# Task requirements
Every record should be written out exactly, please.

<<<<

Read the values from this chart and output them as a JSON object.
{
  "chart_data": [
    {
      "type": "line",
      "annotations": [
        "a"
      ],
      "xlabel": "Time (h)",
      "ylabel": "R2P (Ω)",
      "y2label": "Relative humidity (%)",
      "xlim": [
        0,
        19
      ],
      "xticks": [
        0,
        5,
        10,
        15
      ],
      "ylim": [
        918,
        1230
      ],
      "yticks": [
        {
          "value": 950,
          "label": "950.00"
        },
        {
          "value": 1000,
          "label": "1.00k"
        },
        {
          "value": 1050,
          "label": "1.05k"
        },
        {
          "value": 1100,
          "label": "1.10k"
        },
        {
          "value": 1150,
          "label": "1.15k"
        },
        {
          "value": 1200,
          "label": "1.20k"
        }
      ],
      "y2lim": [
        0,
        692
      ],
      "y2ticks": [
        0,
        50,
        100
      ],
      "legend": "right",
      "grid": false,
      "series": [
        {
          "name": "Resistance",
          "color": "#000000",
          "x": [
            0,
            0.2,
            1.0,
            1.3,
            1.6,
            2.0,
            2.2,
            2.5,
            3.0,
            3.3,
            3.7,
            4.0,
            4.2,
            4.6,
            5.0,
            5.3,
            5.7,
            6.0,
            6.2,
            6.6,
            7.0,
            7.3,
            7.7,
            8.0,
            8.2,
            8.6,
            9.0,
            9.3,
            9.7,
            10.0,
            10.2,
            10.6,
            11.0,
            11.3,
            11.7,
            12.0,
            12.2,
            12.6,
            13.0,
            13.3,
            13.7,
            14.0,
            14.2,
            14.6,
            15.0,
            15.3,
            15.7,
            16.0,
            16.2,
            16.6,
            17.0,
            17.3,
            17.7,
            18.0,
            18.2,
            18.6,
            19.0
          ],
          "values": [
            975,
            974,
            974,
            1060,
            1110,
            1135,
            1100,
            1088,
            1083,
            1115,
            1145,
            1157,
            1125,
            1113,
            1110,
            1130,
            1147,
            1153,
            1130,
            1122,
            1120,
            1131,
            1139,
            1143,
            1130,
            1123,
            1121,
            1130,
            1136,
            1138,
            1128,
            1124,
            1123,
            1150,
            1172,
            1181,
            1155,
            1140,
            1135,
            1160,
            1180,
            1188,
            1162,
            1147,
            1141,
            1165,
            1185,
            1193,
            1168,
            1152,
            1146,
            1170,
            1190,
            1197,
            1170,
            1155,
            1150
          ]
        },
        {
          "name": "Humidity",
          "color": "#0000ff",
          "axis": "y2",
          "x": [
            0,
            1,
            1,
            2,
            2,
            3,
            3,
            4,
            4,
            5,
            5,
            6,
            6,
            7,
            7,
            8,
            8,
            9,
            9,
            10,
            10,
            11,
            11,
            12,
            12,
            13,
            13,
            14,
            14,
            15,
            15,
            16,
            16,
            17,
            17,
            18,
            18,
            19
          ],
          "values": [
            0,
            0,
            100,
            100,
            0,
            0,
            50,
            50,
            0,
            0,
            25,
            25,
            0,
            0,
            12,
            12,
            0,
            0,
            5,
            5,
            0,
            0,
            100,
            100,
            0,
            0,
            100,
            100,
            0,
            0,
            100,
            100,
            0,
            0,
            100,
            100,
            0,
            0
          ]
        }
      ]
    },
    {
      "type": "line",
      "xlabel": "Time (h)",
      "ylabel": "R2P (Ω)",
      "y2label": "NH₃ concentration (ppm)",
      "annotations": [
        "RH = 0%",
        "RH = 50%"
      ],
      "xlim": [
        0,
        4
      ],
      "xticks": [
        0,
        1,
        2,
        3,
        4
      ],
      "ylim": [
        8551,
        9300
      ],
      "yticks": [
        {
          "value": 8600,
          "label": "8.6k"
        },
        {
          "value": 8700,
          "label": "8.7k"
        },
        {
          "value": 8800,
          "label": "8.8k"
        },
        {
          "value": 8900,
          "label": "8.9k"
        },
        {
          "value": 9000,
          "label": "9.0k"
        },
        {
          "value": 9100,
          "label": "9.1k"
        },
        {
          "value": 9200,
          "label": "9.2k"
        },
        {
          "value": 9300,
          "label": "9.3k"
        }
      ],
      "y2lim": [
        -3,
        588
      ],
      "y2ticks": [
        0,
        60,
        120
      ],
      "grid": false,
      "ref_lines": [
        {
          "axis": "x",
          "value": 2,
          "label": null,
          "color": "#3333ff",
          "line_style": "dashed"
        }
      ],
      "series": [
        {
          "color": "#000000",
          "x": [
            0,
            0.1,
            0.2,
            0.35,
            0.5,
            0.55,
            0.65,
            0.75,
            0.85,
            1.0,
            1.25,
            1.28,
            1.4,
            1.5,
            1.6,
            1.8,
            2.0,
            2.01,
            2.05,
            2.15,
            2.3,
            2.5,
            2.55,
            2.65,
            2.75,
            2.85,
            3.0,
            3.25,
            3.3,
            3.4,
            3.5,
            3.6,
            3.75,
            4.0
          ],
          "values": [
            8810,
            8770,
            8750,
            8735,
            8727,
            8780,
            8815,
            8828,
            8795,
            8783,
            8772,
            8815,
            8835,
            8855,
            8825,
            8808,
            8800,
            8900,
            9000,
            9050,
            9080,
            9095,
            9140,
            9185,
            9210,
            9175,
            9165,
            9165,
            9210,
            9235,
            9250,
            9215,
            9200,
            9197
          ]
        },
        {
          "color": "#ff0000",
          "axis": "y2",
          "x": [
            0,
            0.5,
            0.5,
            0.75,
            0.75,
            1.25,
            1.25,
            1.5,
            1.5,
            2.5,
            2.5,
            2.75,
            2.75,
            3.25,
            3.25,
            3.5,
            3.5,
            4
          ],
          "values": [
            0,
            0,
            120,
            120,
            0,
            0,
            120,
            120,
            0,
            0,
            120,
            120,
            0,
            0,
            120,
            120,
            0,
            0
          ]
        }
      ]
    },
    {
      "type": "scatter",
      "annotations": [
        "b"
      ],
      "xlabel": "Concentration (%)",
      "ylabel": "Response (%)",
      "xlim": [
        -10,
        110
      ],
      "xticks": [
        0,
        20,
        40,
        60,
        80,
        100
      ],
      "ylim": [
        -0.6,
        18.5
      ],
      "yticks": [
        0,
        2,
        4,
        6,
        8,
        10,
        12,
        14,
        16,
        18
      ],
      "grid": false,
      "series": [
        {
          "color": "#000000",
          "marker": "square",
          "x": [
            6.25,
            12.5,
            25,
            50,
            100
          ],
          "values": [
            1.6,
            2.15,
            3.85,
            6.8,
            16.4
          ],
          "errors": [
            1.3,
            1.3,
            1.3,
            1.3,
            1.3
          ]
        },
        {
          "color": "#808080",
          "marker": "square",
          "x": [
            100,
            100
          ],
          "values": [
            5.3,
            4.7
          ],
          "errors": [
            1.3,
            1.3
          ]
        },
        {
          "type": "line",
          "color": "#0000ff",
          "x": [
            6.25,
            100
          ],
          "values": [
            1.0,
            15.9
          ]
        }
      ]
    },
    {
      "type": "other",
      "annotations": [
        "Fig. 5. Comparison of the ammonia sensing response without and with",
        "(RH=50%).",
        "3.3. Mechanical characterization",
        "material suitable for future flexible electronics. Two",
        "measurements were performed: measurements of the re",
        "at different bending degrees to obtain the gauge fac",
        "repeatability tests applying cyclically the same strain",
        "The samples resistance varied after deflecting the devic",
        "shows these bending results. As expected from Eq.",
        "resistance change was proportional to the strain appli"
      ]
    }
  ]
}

>>>>

# Reply
Read the values from this chart and output them as a JSON object.
{
  "chart_data": [
    {
      "type": "line",
      "annotations": [
        "a"
      ],
      "xlabel": "Time (h)",
      "ylabel": "R2P (Ω)",
      "y2label": "Relative humidity (%)",
      "xlim": [
        0,
        19
      ],
      "xticks": [
        0,
        5,
        10,
        15
      ],
      "ylim": [
        918,
        1230
      ],
      "yticks": [
        {
          "value": 950,
          "label": "950.00"
        },
        {
          "value": 1000,
          "label": "1.00k"
        },
        {
          "value": 1050,
          "label": "1.05k"
        },
        {
          "value": 1100,
          "label": "1.10k"
        },
        {
          "value": 1150,
          "label": "1.15k"
        },
        {
          "value": 1200,
          "label": "1.20k"
        }
      ],
      "y2lim": [
        0,
        692
      ],
      "y2ticks": [
        0,
        50,
        100
      ],
      "legend": "right",
      "grid": false,
      "series": [
        {
          "name": "Resistance",
          "color": "#000000",
          "x": [
            0,
            0.2,
            1.0,
            1.3,
            1.6,
            2.0,
            2.2,
            2.5,
            3.0,
            3.3,
            3.7,
            4.0,
            4.2,
            4.6,
            5.0,
            5.3,
            5.7,
            6.0,
            6.2,
            6.6,
            7.0,
            7.3,
            7.7,
            8.0,
            8.2,
            8.6,
            9.0,
            9.3,
            9.7,
            10.0,
            10.2,
            10.6,
            11.0,
            11.3,
            11.7,
            12.0,
            12.2,
            12.6,
            13.0,
            13.3,
            13.7,
            14.0,
            14.2,
            14.6,
            15.0,
            15.3,
            15.7,
            16.0,
            16.2,
            16.6,
            17.0,
            17.3,
            17.7,
            18.0,
            18.2,
            18.6,
            19.0
          ],
          "values": [
            975,
            974,
            974,
            1060,
            1110,
            1135,
            1100,
            1088,
            1083,
            1115,
            1145,
            1157,
            1125,
            1113,
            1110,
            1130,
            1147,
            1153,
            1130,
            1122,
            1120,
            1131,
            1139,
            1143,
            1130,
            1123,
            1121,
            1130,
            1136,
            1138,
            1128,
            1124,
            1123,
            1150,
            1172,
            1181,
            1155,
            1140,
            1135,
            1160,
            1180,
            1188,
            1162,
            1147,
            1141,
            1165,
            1185,
            1193,
            1168,
            1152,
            1146,
            1170,
            1190,
            1197,
            1170,
            1155,
            1150
          ]
        },
        {
          "name": "Humidity",
          "color": "#0000ff",
          "axis": "y2",
          "x": [
            0,
            1,
            1,
            2,
            2,
            3,
            3,
            4,
            4,
            5,
            5,
            6,
            6,
            7,
            7,
            8,
            8,
            9,
            9,
            10,
            10,
            11,
            11,
            12,
            12,
            13,
            13,
            14,
            14,
            15,
            15,
            16,
            16,
            17,
            17,
            18,
            18,
            19
          ],
          "values": [
            0,
            0,
            100,
            100,
            0,
            0,
            50,
            50,
            0,
            0,
            25,
            25,
            0,
            0,
            12,
            12,
            0,
            0,
            5,
            5,
            0,
            0,
            100,
            100,
            0,
            0,
            100,
            100,
            0,
            0,
            100,
            100,
            0,
            0,
            100,
            100,
            0,
            0
          ]
        }
      ]
    },
    {
      "type": "line",
      "xlabel": "Time (h)",
      "ylabel": "R2P (Ω)",
      "y2label": "NH₃ concentration (ppm)",
      "annotations": [
        "RH = 0%",
        "RH = 50%"
      ],
      "xlim": [
        0,
        4
      ],
      "xticks": [
        0,
        1,
        2,
        3,
        4
      ],
      "ylim": [
        8551,
        9300
      ],
      "yticks": [
        {
          "value": 8600,
          "label": "8.6k"
        },
        {
          "value": 8700,
          "label": "8.7k"
        },
        {
          "value": 8800,
          "label": "8.8k"
        },
        {
          "value": 8900,
          "label": "8.9k"
        },
        {
          "value": 9000,
          "label": "9.0k"
        },
        {
          "value": 9100,
          "label": "9.1k"
        },
        {
          "value": 9200,
          "label": "9.2k"
        },
        {
          "value": 9300,
          "label": "9.3k"
        }
      ],
      "y2lim": [
        -3,
        588
      ],
      "y2ticks": [
        0,
        60,
        120
      ],
      "grid": false,
      "ref_lines": [
        {
          "axis": "x",
          "value": 2,
          "label": null,
          "color": "#3333ff",
          "line_style": "dashed"
        }
      ],
      "series": [
        {
          "color": "#000000",
          "x": [
            0,
            0.1,
            0.2,
            0.35,
            0.5,
            0.55,
            0.65,
            0.75,
            0.85,
            1.0,
            1.25,
            1.28,
            1.4,
            1.5,
            1.6,
            1.8,
            2.0,
            2.01,
            2.05,
            2.15,
            2.3,
            2.5,
            2.55,
            2.65,
            2.75,
            2.85,
            3.0,
            3.25,
            3.3,
            3.4,
            3.5,
            3.6,
            3.75,
            4.0
          ],
          "values": [
            8810,
            8770,
            8750,
            8735,
            8727,
            8780,
            8815,
            8828,
            8795,
            8783,
            8772,
            8815,
            8835,
            8855,
            8825,
            8808,
            8800,
            8900,
            9000,
            9050,
            9080,
            9095,
            9140,
            9185,
            9210,
            9175,
            9165,
            9165,
            9210,
            9235,
            9250,
            9215,
            9200,
            9197
          ]
        },
        {
          "color": "#ff0000",
          "axis": "y2",
          "x": [
            0,
            0.5,
            0.5,
            0.75,
            0.75,
            1.25,
            1.25,
            1.5,
            1.5,
            2.5,
            2.5,
            2.75,
            2.75,
            3.25,
            3.25,
            3.5,
            3.5,
            4
          ],
          "values": [
            0,
            0,
            120,
            120,
            0,
            0,
            120,
            120,
            0,
            0,
            120,
            120,
            0,
            0,
            120,
            120,
            0,
            0
          ]
        }
      ]
    },
    {
      "type": "scatter",
      "annotations": [
        "b"
      ],
      "xlabel": "Concentration (%)",
      "ylabel": "Response (%)",
      "xlim": [
        -10,
        110
      ],
      "xticks": [
        0,
        20,
        40,
        60,
        80,
        100
      ],
      "ylim": [
        -0.6,
        18.5
      ],
      "yticks": [
        0,
        2,
        4,
        6,
        8,
        10,
        12,
        14,
        16,
        18
      ],
      "grid": false,
      "series": [
        {
          "color": "#000000",
          "marker": "square",
          "x": [
            6.25,
            12.5,
            25,
            50,
            100
          ],
          "values": [
            1.6,
            2.15,
            3.85,
            6.8,
            16.4
          ],
          "errors": [
            1.3,
            1.3,
            1.3,
            1.3,
            1.3
          ]
        },
        {
          "color": "#808080",
          "marker": "square",
          "x": [
            100,
            100
          ],
          "values": [
            5.3,
            4.7
          ],
          "errors": [
            1.3,
            1.3
          ]
        },
        {
          "type": "line",
          "color": "#0000ff",
          "x": [
            6.25,
            100
          ],
          "values": [
            1.0,
            15.9
          ]
        }
      ]
    },
    {
      "type": "other",
      "annotations": [
        "Fig. 5. Comparison of the ammonia sensing response without and with",
        "(RH=50%).",
        "3.3. Mechanical characterization",
        "material suitable for future flexible electronics. Two",
        "measurements were performed: measurements of the re",
        "at different bending degrees to obtain the gauge fac",
        "repeatability tests applying cyclically the same strain",
        "The samples resistance varied after deflecting the devic",
        "shows these bending results. As expected from Eq.",
        "resistance change was proportional to the strain appli"
      ]
    }
  ]
}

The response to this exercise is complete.